(TESTO ESTRATTO):
Sei Tu, Signore, l'Unico mio Bene
Se potessi descrivere come ho vissuto l'Avvento quest'anno direi che tutto si potrebbe riassumere in una frase: Sei Tu Signore l'unico mio bene.
Non
so come mai questa frase mi è arrivata nell'anima e anche sulle labbra. Ogni
tanto in queste quattro settimane di Avvento l'ho pronunciata: mentre
camminavo, mentre guidavo l’auto, oppure soltanto così... in casa.
So
soltanto che è stata sempre la bussola di quei giorni.
Ed
una cosa che mi ha dato tanta gioia è stato anche che l'aver rinunciato a
momenti di intimità con mia moglie. Un giorno è nata in me una domanda: ma è
più importante un momento di intimità con tua moglie o il rapporto con Me?
Ed io ho risposto: è più importante il mio rapporto con te Gesù,
perché questo è quello che rimarrà sempre.

(Record da una raccolta di dati):
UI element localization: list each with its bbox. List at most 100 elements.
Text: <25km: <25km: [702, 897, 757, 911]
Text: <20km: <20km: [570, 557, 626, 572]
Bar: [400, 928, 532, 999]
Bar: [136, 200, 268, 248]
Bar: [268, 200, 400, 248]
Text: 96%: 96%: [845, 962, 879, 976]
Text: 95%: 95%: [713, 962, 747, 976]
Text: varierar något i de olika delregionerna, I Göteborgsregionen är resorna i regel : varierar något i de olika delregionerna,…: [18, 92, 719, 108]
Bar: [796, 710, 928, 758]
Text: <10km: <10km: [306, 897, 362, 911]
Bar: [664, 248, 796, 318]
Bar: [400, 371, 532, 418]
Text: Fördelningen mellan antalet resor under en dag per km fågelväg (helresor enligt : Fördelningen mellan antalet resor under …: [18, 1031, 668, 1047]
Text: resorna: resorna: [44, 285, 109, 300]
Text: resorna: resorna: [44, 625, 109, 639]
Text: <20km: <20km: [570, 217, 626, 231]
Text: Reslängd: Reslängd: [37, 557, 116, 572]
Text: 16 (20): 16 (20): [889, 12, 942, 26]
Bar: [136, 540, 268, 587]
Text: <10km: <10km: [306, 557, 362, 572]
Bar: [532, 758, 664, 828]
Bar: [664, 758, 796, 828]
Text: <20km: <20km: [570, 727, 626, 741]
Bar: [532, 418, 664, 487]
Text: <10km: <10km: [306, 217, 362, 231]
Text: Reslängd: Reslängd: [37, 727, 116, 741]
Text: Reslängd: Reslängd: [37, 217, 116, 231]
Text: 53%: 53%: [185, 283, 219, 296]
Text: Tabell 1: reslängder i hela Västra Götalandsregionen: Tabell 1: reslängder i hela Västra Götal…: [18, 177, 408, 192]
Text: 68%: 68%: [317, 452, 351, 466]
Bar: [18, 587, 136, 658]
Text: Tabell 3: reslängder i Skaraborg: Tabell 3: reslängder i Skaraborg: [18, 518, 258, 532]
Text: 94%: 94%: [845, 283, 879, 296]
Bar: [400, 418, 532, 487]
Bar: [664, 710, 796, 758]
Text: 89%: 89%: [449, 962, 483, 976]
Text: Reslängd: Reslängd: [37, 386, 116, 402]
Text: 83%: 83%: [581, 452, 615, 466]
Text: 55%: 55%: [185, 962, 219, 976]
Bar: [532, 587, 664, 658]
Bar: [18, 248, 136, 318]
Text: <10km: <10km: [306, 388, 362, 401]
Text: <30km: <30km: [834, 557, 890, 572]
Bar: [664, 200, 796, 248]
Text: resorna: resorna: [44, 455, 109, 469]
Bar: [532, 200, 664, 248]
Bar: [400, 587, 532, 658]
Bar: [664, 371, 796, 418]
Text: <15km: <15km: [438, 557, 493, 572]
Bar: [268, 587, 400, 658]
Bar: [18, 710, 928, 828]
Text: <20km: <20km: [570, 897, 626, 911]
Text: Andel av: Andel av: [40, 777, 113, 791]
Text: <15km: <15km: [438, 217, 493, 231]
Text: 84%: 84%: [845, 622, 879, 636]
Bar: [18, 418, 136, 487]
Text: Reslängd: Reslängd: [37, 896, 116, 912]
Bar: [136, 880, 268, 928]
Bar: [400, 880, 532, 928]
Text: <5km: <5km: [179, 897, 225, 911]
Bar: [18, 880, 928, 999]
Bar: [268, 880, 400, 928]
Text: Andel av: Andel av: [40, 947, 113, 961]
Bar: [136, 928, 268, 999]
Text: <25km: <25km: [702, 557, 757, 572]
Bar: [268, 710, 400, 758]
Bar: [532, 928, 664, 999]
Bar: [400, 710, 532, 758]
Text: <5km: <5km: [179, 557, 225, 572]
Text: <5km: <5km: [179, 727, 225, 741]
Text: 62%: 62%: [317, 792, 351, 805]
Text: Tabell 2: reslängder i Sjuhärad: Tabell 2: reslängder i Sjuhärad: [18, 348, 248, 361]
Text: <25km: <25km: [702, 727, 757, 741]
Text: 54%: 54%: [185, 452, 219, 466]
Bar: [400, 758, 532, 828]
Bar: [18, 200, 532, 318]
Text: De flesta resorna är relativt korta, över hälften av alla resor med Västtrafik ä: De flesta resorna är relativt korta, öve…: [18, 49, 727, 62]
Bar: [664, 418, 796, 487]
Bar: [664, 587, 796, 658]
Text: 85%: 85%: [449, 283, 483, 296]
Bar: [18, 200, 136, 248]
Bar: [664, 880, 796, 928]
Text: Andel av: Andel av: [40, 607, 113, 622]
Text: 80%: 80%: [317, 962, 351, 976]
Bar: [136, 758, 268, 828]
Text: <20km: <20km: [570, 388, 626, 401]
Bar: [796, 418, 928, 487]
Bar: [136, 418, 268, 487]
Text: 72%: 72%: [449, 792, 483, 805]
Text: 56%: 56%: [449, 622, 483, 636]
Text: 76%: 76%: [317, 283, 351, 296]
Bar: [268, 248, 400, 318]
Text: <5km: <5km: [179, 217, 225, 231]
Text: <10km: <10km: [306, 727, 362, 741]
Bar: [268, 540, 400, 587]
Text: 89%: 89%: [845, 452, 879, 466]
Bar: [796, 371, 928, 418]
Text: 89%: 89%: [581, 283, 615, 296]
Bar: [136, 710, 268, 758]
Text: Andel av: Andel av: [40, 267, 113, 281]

(ATTIVITÀ RICHIESTE):
• A. Riassumi in due frasi il testo sull'Avvento.
• B. Prosegui il testo sull'Avvento a partire dall'ultima frase riportata.

(RISULTATI DELLE ATTIVITÀ):
• A. Nelle quattro settimane di Avvento chi scrive ha avuto nell'anima e sulle labbra la frase «Sei Tu Signore l'unico mio bene» e l'ha ripetuta camminando, guidando o in casa, come una bussola per quei giorni. Un giorno ha sentito nascere la domanda se contasse di più un momento di intimità con la moglie o il rapporto con Gesù, e ha risposto che è più importante il rapporto con Gesù, perché rimarrà sempre.

• B.
Un
pomeriggio che ero a casa con lei e ad un certo punto non sapevo cosa fare, ho
sentito come una forza che mi attirava in camera da letto e mi ha spinto a inginocchiarmi davanti al volto di Gesù e a pregare. Sono dei momenti in cui veramente sperimento la
potenza di Dio, che è dolce, attira, non impone e non puoi fare a meno di
seguirla. Spero che accadano sempre di più questi momenti. Sento che sono un
frutto vero e gratuito dell'amore di Dio per me. Non me ne vanto, ma ne ho
nostalgia. Questo Avvento è stato veramente un passo avanti nella mia vita
spirituale grazie alla misericordia di Dio per me.